▸ **Short exercise**: Answer with one number: the count of lines in the listing below that hold the word "icon".

* * * * * * * * *

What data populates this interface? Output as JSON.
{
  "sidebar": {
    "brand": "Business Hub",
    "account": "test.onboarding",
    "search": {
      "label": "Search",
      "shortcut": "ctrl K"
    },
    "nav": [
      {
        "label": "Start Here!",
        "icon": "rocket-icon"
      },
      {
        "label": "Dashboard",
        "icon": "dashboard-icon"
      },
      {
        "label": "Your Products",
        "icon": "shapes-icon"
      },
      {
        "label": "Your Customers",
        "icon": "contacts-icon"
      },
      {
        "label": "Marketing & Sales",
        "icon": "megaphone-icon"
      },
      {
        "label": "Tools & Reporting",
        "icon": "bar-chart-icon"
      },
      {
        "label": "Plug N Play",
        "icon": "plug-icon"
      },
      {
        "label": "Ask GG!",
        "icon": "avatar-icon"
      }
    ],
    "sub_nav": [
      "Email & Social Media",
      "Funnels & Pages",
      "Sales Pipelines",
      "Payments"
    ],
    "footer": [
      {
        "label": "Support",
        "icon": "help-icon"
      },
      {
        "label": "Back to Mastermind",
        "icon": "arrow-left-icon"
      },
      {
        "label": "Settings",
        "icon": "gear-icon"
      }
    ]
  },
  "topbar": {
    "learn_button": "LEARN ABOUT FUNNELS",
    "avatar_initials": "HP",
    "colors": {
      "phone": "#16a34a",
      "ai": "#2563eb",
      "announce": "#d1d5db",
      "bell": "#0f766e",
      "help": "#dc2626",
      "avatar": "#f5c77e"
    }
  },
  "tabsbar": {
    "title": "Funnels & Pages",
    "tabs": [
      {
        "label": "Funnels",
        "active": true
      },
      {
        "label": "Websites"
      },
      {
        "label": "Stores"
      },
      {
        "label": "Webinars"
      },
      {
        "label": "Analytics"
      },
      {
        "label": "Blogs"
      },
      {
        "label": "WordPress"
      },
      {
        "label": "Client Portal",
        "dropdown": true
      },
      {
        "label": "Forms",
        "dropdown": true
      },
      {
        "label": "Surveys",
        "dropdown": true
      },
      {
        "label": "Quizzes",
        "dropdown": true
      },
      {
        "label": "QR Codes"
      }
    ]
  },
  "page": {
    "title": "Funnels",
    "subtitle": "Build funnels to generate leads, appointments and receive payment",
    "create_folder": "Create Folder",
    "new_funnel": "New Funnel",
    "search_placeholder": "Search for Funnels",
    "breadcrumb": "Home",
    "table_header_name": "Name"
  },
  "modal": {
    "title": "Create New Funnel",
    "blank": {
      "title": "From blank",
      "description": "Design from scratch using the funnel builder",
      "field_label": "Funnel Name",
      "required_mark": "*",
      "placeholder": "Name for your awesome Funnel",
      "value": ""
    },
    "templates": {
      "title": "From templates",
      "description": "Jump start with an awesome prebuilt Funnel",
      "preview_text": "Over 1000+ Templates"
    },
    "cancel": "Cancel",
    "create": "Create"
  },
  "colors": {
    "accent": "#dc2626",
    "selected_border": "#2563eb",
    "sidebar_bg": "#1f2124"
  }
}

* * * * * * * * *

▸ **Output**: 11